- **Set problem**: Select all lines in the records that include "route".
---*---
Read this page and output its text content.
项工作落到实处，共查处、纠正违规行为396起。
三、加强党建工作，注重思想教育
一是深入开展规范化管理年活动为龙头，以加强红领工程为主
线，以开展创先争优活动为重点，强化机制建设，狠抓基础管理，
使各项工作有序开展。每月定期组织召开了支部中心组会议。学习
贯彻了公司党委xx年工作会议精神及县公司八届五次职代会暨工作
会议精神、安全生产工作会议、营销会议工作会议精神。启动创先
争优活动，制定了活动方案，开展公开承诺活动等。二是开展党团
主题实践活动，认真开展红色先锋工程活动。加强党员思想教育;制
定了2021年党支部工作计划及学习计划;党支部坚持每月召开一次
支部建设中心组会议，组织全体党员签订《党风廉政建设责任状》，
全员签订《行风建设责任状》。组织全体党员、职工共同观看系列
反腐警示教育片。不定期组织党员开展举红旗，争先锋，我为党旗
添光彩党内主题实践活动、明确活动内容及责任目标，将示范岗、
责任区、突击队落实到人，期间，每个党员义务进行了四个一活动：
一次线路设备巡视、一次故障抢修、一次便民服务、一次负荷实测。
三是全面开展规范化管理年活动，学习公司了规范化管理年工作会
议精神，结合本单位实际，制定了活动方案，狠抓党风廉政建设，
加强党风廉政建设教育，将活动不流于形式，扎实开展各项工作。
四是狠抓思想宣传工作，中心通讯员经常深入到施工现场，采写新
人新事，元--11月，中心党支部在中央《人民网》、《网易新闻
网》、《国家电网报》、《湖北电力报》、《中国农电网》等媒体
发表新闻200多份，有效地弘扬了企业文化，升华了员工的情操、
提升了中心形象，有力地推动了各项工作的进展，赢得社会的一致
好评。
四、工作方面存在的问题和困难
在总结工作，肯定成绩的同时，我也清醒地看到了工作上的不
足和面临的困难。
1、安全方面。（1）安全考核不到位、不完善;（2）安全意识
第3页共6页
---*---
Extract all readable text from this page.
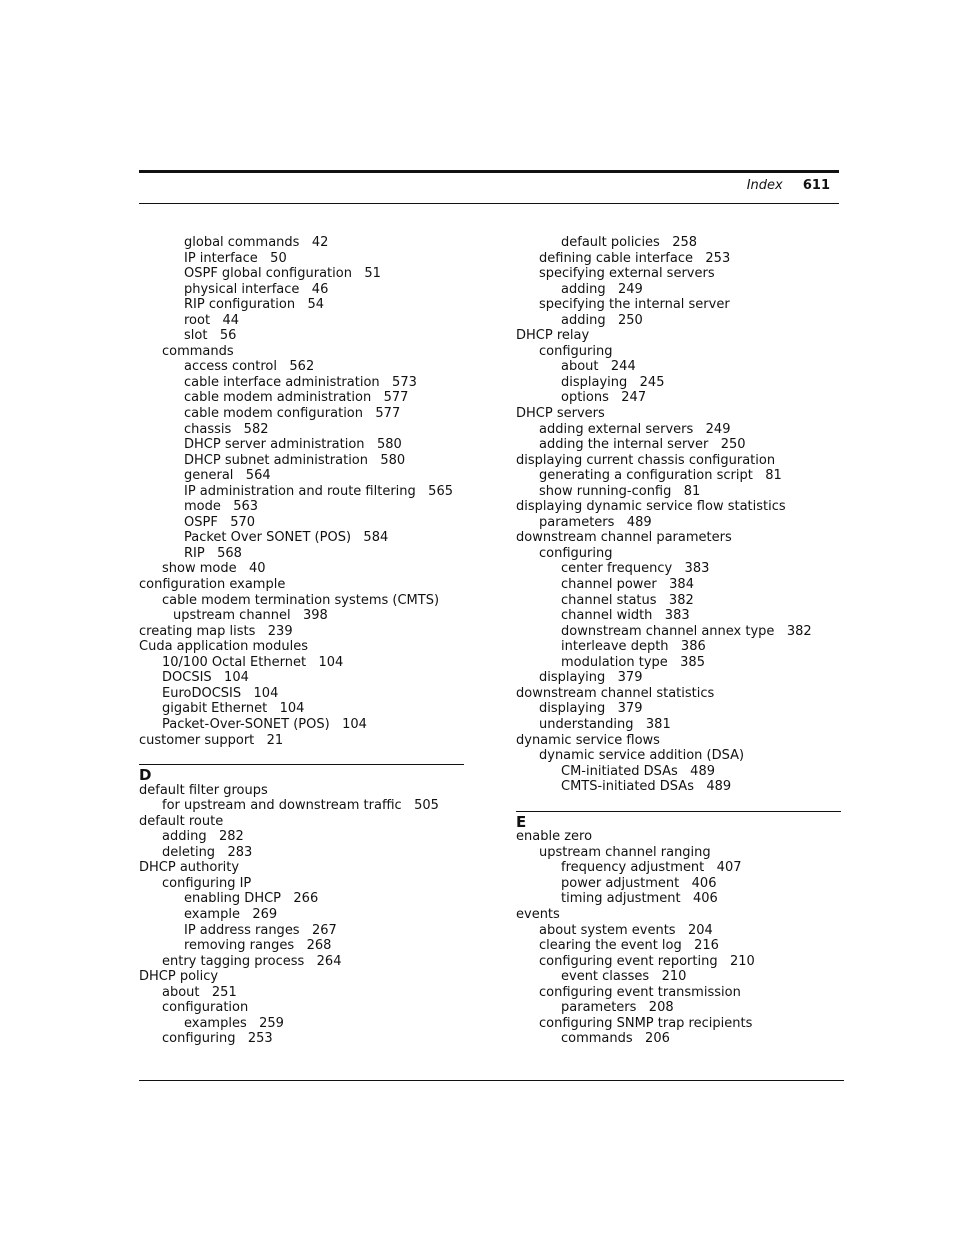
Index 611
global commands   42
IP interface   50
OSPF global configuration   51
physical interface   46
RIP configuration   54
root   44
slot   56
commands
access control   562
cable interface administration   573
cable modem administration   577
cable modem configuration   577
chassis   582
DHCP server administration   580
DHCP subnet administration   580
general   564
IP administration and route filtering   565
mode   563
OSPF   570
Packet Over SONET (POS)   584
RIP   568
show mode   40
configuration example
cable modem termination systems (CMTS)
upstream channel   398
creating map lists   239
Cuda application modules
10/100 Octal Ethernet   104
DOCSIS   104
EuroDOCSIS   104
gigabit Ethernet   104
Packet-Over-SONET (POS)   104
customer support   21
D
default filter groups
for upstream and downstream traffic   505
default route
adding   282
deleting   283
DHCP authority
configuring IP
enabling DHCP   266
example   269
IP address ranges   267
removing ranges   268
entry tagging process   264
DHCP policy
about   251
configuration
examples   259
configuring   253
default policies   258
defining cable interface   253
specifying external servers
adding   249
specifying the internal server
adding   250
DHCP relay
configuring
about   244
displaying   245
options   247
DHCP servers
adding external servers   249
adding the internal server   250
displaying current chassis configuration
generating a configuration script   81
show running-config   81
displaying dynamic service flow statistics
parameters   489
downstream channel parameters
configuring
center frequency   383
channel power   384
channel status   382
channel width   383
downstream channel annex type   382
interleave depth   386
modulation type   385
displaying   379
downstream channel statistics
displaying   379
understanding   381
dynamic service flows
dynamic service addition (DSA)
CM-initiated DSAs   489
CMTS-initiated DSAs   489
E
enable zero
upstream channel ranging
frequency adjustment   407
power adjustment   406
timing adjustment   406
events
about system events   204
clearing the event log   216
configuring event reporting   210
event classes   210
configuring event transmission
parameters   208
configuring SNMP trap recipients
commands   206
---*---
- **Written reply**:
IP administration and route filtering   565
default route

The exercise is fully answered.